Your goal: The records that follow must be repeated verbatim, every one of them.

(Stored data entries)
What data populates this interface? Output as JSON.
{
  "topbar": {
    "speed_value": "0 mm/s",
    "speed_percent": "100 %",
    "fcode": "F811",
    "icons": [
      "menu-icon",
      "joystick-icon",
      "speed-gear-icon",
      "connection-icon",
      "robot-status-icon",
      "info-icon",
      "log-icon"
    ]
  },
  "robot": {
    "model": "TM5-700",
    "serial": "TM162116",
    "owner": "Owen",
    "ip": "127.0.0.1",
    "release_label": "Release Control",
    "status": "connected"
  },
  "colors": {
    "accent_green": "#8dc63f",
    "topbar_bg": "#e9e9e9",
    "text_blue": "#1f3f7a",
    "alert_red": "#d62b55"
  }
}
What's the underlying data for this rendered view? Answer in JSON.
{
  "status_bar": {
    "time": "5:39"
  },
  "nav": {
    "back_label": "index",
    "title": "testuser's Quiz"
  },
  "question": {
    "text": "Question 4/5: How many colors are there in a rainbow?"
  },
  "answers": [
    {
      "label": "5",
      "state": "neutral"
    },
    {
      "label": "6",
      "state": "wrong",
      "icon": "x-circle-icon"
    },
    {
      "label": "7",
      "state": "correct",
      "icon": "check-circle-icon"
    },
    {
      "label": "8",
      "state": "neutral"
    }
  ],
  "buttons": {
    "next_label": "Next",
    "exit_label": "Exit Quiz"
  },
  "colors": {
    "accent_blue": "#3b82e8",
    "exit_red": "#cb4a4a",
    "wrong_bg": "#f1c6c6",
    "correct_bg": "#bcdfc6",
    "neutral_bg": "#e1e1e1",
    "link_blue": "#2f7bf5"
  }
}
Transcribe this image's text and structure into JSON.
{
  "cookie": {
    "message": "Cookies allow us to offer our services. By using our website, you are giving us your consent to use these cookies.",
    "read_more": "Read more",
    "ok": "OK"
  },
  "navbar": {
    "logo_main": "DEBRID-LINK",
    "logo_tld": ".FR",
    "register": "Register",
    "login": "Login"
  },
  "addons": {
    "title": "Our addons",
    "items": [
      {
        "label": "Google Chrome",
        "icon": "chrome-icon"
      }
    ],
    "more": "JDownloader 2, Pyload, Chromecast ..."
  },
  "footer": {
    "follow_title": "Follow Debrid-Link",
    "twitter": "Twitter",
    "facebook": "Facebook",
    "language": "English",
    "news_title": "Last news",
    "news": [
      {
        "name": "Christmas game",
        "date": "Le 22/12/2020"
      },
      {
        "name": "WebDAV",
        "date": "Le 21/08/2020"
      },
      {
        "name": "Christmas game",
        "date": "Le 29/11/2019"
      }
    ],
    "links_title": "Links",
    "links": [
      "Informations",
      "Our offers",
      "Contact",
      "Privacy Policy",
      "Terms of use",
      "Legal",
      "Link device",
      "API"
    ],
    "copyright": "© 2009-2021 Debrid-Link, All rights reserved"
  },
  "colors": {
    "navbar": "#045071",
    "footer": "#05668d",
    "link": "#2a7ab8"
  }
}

Answer to this exercise:
What data populates this interface? Output as JSON.
{
  "topbar": {
    "speed_value": "0 mm/s",
    "speed_percent": "100 %",
    "fcode": "F811",
    "icons": [
      "menu-icon",
      "joystick-icon",
      "speed-gear-icon",
      "connection-icon",
      "robot-status-icon",
      "info-icon",
      "log-icon"
    ]
  },
  "robot": {
    "model": "TM5-700",
    "serial": "TM162116",
    "owner": "Owen",
    "ip": "127.0.0.1",
    "release_label": "Release Control",
    "status": "connected"
  },
  "colors": {
    "accent_green": "#8dc63f",
    "topbar_bg": "#e9e9e9",
    "text_blue": "#1f3f7a",
    "alert_red": "#d62b55"
  }
}
What's the underlying data for this rendered view? Answer in JSON.
{
  "status_bar": {
    "time": "5:39"
  },
  "nav": {
    "back_label": "index",
    "title": "testuser's Quiz"
  },
  "question": {
    "text": "Question 4/5: How many colors are there in a rainbow?"
  },
  "answers": [
    {
      "label": "5",
      "state": "neutral"
    },
    {
      "label": "6",
      "state": "wrong",
      "icon": "x-circle-icon"
    },
    {
      "label": "7",
      "state": "correct",
      "icon": "check-circle-icon"
    },
    {
      "label": "8",
      "state": "neutral"
    }
  ],
  "buttons": {
    "next_label": "Next",
    "exit_label": "Exit Quiz"
  },
  "colors": {
    "accent_blue": "#3b82e8",
    "exit_red": "#cb4a4a",
    "wrong_bg": "#f1c6c6",
    "correct_bg": "#bcdfc6",
    "neutral_bg": "#e1e1e1",
    "link_blue": "#2f7bf5"
  }
}
Transcribe this image's text and structure into JSON.
{
  "cookie": {
    "message": "Cookies allow us to offer our services. By using our website, you are giving us your consent to use these cookies.",
    "read_more": "Read more",
    "ok": "OK"
  },
  "navbar": {
    "logo_main": "DEBRID-LINK",
    "logo_tld": ".FR",
    "register": "Register",
    "login": "Login"
  },
  "addons": {
    "title": "Our addons",
    "items": [
      {
        "label": "Google Chrome",
        "icon": "chrome-icon"
      }
    ],
    "more": "JDownloader 2, Pyload, Chromecast ..."
  },
  "footer": {
    "follow_title": "Follow Debrid-Link",
    "twitter": "Twitter",
    "facebook": "Facebook",
    "language": "English",
    "news_title": "Last news",
    "news": [
      {
        "name": "Christmas game",
        "date": "Le 22/12/2020"
      },
      {
        "name": "WebDAV",
        "date": "Le 21/08/2020"
      },
      {
        "name": "Christmas game",
        "date": "Le 29/11/2019"
      }
    ],
    "links_title": "Links",
    "links": [
      "Informations",
      "Our offers",
      "Contact",
      "Privacy Policy",
      "Terms of use",
      "Legal",
      "Link device",
      "API"
    ],
    "copyright": "© 2009-2021 Debrid-Link, All rights reserved"
  },
  "colors": {
    "navbar": "#045071",
    "footer": "#05668d",
    "link": "#2a7ab8"
  }
}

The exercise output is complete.